- _Excerpted text_
****

Rhino 71782 Texas Music, Vol. 2 -- Western Swing & Honky Tonk
This is one of the few collections of various artists that I can say with some confidence is actually available on CD and relatively easy to find. The 18 selections (some half of which are "Western Swing") include representative songs by Bob Wills, Milton Brown, and Roy Newman, among others. Not a fabulous collection, but plenty good enough, especially if nothing else can be found.
Fremeaux & Assoc. FA 032 Western Swing -- Texas 1928-1944
This a an excellent double CD import from France, which will set you back about $30 if you can find it. The 36 selections comprise a really fine introduction to the genre. Artists include: Bob Wills, Milton Brown, Jimmy Revard, Adolph Hofner, Light Crust Doughboys, Spade Cooley, The Tune Wranglers -- just about everyone that you could wish for. Along with the "Charly" set mentioned above, this 1994 set of discs is the best of the "in print" collections. Happily, the two collections contain only a couple of duplicate numbers.
RCA 2102-2-R Under the Double Eagle -- Great Western Swing Bands of the 1930's
This 1990 CD is out of print, but might be found in a remainder bin. The 18 tracks are evenly split between Milton Brown and His Musical Brownies and Bill Boyd and His Cowboy Ramblers. If you can find this one it presents an excellent chance to pick up a mini-collection of Milton Brown recordings without spending a fortune.
If you spend time rummaging through used record bins, be on the lookout for any LP on the "Rambler," "String," "Texas Rose" or "Old Timey" label. Some wonderful collections were issued on these labels back in the '80s. Many of them also include informative essay-length liner notes. Beyond these, there are a couple of others that I would specifically recommend:
Tishomingo TSHO 2220 Rollin' Along -- An Anthology of Western Swing
This excellent collection (probably issued in the '70s) was one of, if not the, first Western Swing LPs that I ever purchased. It has held up remarkably well. The 16 cuts include some great stuff that you still can't find elsewhere from such groups as Bob Dunn's Vagabonds. Milton Brown, Bob Wills, Adolph Hofner, the Light Crust Doughboys, and the Prairie Ramblers (with the great "title" tune) are to be found here, as well.

****

- _Supplied data_
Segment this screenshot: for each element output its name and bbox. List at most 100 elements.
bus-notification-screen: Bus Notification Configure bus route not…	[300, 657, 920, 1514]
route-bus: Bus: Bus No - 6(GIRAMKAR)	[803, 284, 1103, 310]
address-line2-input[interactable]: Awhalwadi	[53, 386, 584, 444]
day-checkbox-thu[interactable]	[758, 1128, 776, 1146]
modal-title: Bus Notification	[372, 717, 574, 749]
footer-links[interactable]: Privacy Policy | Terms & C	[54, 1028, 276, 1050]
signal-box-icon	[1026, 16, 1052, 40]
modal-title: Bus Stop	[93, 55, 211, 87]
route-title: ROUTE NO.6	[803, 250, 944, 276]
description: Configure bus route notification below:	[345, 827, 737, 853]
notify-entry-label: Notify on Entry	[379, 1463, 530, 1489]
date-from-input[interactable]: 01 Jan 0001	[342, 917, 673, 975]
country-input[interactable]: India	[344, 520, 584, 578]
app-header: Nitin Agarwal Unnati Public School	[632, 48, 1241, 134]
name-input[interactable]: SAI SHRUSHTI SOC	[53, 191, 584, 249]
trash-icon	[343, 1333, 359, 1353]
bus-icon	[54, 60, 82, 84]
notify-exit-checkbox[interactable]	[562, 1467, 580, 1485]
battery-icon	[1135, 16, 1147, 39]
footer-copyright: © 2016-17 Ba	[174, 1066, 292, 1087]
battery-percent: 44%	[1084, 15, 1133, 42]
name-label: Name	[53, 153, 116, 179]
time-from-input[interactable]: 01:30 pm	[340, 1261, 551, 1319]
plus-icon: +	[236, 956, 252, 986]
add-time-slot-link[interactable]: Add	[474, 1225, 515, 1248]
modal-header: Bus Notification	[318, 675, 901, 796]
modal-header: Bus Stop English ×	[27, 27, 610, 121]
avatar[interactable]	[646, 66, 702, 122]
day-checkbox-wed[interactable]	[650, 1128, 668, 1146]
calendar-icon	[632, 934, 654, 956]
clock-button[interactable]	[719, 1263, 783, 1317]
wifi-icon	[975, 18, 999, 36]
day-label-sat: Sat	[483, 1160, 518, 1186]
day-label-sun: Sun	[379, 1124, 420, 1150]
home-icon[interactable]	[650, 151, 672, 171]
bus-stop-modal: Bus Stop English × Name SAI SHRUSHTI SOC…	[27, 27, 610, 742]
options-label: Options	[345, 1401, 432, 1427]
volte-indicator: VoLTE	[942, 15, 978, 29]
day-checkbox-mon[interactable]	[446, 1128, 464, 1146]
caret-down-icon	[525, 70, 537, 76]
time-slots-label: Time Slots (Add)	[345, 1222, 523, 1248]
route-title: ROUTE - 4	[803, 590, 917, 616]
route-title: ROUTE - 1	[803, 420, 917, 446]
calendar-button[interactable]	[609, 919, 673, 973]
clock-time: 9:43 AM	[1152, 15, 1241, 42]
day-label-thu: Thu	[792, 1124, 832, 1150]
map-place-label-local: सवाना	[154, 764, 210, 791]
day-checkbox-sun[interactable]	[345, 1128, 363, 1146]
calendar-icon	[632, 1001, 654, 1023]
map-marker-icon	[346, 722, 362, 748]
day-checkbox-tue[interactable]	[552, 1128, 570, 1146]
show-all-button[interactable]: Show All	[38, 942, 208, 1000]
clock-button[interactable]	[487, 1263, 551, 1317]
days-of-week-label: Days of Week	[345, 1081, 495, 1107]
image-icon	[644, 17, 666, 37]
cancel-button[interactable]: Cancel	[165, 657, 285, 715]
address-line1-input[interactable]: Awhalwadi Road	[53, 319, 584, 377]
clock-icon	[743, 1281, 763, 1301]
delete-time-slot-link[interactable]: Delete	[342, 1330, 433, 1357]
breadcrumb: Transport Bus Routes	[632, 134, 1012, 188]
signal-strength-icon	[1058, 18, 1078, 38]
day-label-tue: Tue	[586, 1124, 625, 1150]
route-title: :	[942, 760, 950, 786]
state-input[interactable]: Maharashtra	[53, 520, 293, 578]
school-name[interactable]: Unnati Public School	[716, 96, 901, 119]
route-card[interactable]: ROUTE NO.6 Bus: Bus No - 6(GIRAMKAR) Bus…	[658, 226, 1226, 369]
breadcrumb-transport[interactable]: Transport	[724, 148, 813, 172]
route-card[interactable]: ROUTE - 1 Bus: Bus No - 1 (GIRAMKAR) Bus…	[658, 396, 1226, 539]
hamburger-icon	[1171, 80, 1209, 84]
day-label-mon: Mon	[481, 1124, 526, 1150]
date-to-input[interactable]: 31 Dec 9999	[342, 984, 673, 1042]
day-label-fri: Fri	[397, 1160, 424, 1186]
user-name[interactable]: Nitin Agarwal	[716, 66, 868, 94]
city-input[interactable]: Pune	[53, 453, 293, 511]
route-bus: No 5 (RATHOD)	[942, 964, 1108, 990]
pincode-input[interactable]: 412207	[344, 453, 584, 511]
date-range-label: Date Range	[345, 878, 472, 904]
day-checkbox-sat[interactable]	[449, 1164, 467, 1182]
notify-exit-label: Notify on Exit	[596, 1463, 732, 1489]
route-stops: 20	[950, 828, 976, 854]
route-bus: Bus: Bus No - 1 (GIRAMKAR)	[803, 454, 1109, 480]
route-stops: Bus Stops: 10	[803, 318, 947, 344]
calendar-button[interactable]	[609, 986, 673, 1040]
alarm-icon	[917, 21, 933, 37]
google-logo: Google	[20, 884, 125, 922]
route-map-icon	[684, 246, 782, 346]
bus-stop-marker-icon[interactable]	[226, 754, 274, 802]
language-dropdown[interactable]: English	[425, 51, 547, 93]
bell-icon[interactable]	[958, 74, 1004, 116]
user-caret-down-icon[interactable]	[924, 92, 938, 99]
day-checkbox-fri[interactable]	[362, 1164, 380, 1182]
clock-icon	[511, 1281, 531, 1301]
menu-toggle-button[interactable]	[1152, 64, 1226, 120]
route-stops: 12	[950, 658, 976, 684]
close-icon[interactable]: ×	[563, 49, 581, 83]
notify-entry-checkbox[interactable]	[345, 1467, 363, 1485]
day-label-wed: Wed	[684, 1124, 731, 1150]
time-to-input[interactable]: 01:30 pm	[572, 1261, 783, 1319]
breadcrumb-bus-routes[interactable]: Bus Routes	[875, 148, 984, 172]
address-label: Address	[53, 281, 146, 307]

****

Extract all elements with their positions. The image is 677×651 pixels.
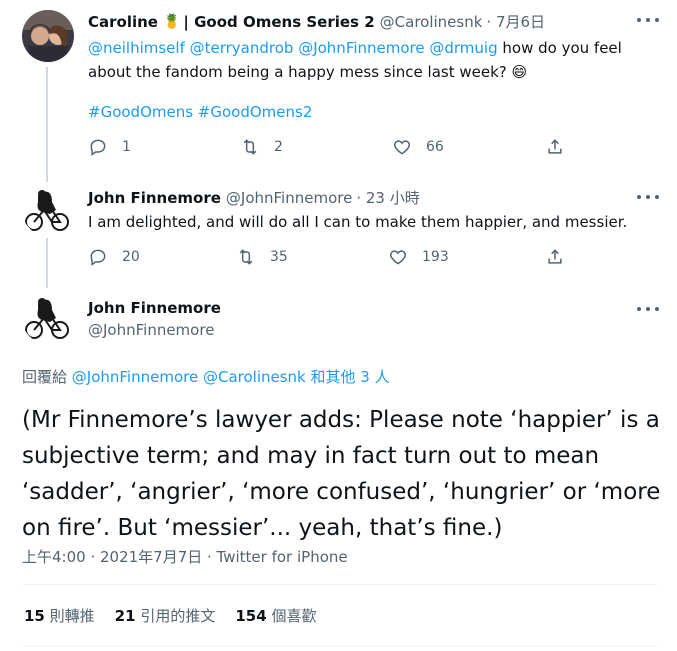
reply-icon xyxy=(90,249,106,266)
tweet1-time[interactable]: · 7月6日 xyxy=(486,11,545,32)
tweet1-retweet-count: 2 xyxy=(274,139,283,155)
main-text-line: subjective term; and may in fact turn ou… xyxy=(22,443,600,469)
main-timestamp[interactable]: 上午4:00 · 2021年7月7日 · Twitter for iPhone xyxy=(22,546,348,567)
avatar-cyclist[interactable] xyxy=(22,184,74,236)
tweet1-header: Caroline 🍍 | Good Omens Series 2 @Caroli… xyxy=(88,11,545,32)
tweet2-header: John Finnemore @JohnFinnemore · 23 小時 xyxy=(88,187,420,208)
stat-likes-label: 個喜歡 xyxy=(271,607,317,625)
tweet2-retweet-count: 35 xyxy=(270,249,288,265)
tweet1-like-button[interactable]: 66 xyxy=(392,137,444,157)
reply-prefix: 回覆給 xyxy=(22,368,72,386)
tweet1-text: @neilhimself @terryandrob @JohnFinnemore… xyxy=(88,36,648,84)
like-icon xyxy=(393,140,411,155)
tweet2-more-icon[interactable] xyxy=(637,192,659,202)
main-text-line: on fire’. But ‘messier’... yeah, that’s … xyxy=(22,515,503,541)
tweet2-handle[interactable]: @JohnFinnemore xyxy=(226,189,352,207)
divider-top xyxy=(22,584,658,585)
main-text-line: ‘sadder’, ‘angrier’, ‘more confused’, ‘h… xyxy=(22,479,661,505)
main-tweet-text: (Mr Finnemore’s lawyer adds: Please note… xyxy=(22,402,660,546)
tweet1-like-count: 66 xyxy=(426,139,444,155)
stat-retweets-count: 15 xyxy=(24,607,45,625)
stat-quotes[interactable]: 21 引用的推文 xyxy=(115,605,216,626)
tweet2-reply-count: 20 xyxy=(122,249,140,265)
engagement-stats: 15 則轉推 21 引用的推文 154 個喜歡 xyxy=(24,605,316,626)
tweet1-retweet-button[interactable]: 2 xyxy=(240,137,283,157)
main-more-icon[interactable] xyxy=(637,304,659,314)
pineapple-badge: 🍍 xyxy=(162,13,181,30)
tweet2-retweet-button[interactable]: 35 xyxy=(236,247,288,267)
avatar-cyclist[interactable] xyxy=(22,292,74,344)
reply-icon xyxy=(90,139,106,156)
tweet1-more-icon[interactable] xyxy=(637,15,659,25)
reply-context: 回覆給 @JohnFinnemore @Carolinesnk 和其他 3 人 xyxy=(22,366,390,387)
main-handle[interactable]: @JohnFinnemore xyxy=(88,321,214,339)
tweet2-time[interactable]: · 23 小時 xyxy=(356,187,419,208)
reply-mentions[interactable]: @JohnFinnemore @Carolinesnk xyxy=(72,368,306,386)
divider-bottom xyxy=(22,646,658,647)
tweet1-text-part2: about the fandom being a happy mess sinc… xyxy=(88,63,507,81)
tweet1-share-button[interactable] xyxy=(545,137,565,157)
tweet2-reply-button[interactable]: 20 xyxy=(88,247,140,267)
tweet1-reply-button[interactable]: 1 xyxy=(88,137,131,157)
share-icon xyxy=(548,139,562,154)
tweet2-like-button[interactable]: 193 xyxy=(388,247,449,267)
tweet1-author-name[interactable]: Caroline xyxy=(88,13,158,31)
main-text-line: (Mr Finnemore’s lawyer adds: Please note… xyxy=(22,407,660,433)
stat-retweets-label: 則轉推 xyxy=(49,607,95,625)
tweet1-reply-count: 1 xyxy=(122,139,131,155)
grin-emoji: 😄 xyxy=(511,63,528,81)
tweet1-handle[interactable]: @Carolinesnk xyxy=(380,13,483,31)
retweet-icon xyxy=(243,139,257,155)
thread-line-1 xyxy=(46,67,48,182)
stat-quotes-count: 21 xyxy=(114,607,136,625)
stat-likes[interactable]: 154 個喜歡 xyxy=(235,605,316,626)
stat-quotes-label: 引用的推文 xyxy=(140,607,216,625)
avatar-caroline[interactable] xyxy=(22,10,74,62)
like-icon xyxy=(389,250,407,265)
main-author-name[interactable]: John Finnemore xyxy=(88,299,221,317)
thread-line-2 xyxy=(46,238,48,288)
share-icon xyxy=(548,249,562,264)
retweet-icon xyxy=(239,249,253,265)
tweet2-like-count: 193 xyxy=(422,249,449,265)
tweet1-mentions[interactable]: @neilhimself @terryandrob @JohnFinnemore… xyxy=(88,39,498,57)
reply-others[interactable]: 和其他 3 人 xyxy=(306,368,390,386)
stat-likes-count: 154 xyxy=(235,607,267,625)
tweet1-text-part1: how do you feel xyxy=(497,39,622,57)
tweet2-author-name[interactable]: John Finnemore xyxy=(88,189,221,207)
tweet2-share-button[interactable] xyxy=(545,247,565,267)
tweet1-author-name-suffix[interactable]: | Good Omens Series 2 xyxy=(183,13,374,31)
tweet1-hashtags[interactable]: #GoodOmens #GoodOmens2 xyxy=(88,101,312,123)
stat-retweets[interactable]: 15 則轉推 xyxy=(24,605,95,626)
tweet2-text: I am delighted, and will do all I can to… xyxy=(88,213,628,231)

****

- _List of tasks_
1/ In the Western Swing review text, how many selections does the Fremeaux & Assoc. FA 032 double CD contain?
2/ Repeat the Western Swing review text verbatim, starting at "Fremeaux & Assoc." and ending at "of duplicate numbers.".

- _Answers_
1/ 36 selections.

2/
Fremeaux & Assoc. FA 032 Western Swing -- Texas 1928-1944
This a an excellent double CD import from France, which will set you back about $30 if you can find it. The 36 selections comprise a really fine introduction to the genre. Artists include: Bob Wills, Milton Brown, Jimmy Revard, Adolph Hofner, Light Crust Doughboys, Spade Cooley, The Tune Wranglers -- just about everyone that you could wish for. Along with the "Charly" set mentioned above, this 1994 set of discs is the best of the "in print" collections. Happily, the two collections contain only a couple of duplicate numbers.